[Entries taken from a collection]
>> start

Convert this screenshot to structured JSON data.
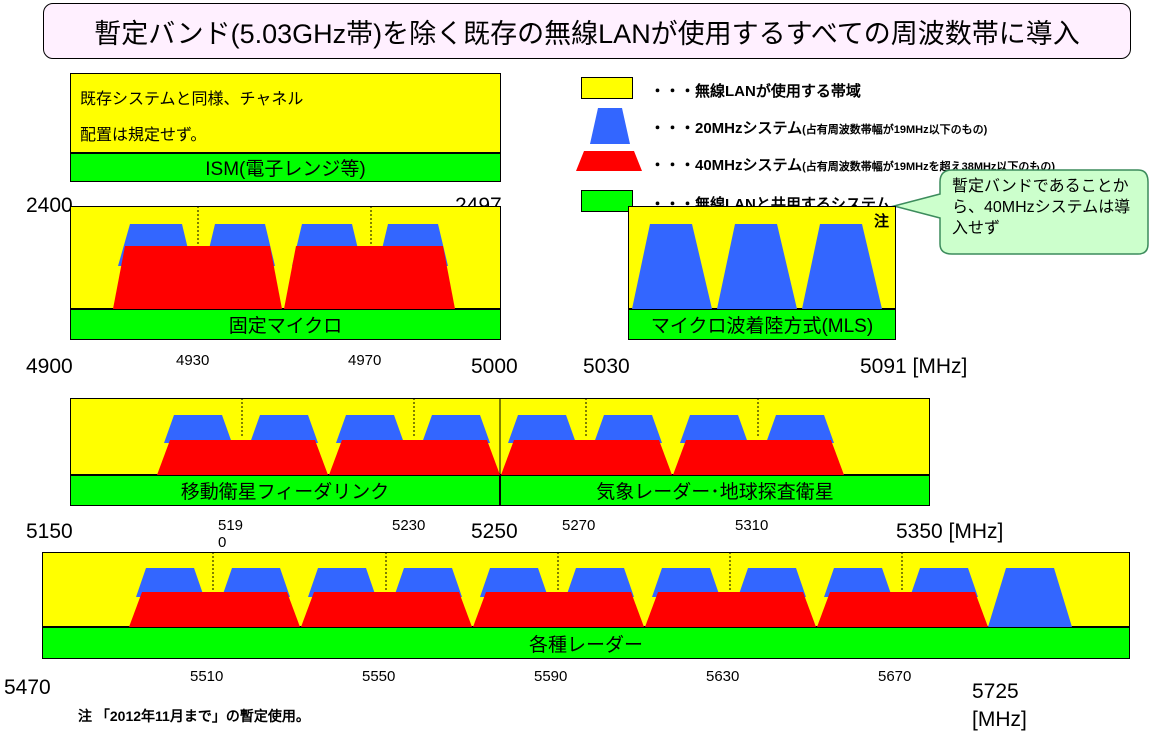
{
  "title": "暫定バンド(5.03GHz帯)を除く既存の無線LANが使用するすべての周波数帯に導入",
  "colors": {
    "wlan_band": "#ffff00",
    "mhz20": "#3366ff",
    "mhz40": "#ff0000",
    "shared": "#00ff00"
  },
  "band1": {
    "note_line1": "既存システムと同様、チャネル",
    "note_line2": "配置は規定せず。",
    "shared_label": "ISM(電子レンジ等)",
    "freq_start": "2400",
    "freq_end": "2497"
  },
  "band2": {
    "shared_label": "固定マイクロ",
    "freqs": [
      "4900",
      "4930",
      "4970",
      "5000"
    ]
  },
  "band3": {
    "shared_label": "マイクロ波着陸方式(MLS)",
    "note_mark": "注",
    "freq_start": "5030",
    "freq_end": "5091 [MHz]"
  },
  "callout": "暫定バンドであることから、40MHzシステムは導入せず",
  "legend": {
    "item1": "・・・無線LANが使用する帯域",
    "item2": "・・・20MHzシステム",
    "item2_sub": "(占有周波数帯幅が19MHz以下のもの)",
    "item3": "・・・40MHzシステム",
    "item3_sub": "(占有周波数帯幅が19MHzを超え38MHz以下のもの)",
    "item4": "・・・無線LANと共用するシステム"
  },
  "band4": {
    "shared_label_left": "移動衛星フィーダリンク",
    "shared_label_right": "気象レーダー･地球探査衛星",
    "freqs": [
      "5150",
      "519\n0",
      "5230",
      "5250",
      "5270",
      "5310",
      "5350 [MHz]"
    ]
  },
  "band5": {
    "shared_label": "各種レーダー",
    "freqs": [
      "5470",
      "5510",
      "5550",
      "5590",
      "5630",
      "5670",
      "5725",
      "[MHz]"
    ]
  },
  "footnote": "注 「2012年11月まで」の暫定使用。"
}
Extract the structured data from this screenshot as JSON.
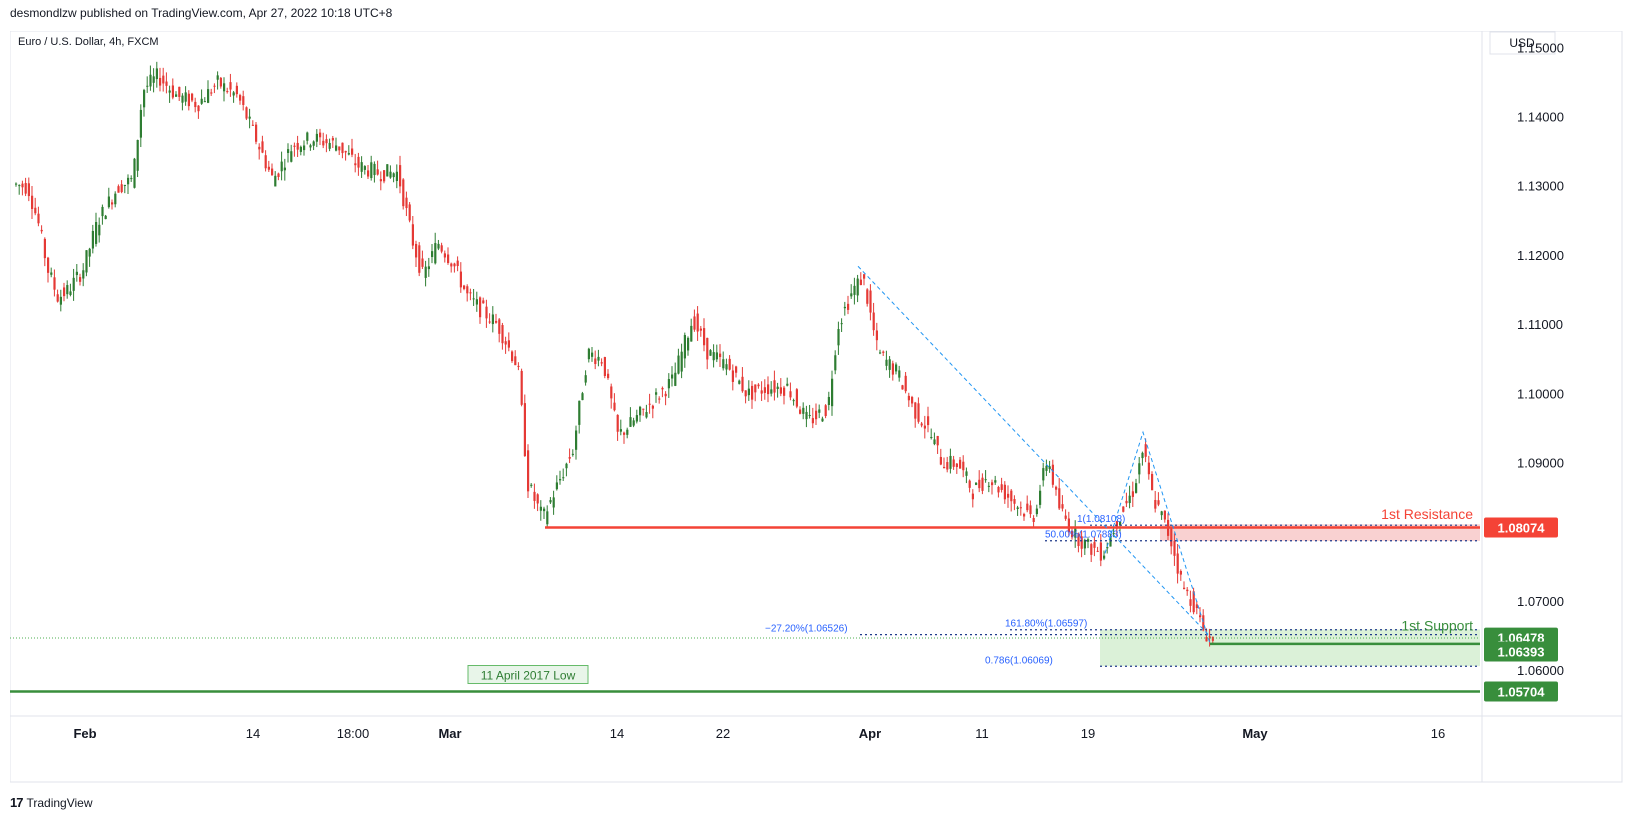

>> end

• _EXERCISE_
List each line of the entries that holds the string "JSON".

• _RESPONSE TO THE EXERCISE_
Convert this screenshot to structured JSON data.
Extract the structured data from this screenshot as JSON.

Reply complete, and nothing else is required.